— START OF Records supplied —

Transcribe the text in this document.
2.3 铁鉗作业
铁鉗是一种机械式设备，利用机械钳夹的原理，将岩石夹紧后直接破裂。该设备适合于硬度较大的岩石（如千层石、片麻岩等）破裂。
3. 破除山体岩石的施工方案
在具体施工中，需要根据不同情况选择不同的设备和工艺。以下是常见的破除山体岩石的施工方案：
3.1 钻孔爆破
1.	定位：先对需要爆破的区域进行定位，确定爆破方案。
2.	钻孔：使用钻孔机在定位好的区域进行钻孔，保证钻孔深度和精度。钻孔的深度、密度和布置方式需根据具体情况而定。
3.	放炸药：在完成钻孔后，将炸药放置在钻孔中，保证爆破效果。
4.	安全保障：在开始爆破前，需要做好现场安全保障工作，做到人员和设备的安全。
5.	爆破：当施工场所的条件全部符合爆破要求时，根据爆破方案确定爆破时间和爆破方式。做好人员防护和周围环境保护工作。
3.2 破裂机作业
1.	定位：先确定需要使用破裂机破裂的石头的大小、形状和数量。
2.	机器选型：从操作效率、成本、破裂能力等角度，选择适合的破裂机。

— END OF Records supplied —

Short task — Extract each entry in full and write it down exactly.

Solved problem —
Transcribe the text in this document.
2.3 铁鉗作业
铁鉗是一种机械式设备，利用机械钳夹的原理，将岩石夹紧后直接破裂。该设备适合于硬度较大的岩石（如千层石、片麻岩等）破裂。
3. 破除山体岩石的施工方案
在具体施工中，需要根据不同情况选择不同的设备和工艺。以下是常见的破除山体岩石的施工方案：
3.1 钻孔爆破
1.	定位：先对需要爆破的区域进行定位，确定爆破方案。
2.	钻孔：使用钻孔机在定位好的区域进行钻孔，保证钻孔深度和精度。钻孔的深度、密度和布置方式需根据具体情况而定。
3.	放炸药：在完成钻孔后，将炸药放置在钻孔中，保证爆破效果。
4.	安全保障：在开始爆破前，需要做好现场安全保障工作，做到人员和设备的安全。
5.	爆破：当施工场所的条件全部符合爆破要求时，根据爆破方案确定爆破时间和爆破方式。做好人员防护和周围环境保护工作。
3.2 破裂机作业
1.	定位：先确定需要使用破裂机破裂的石头的大小、形状和数量。
2.	机器选型：从操作效率、成本、破裂能力等角度，选择适合的破裂机。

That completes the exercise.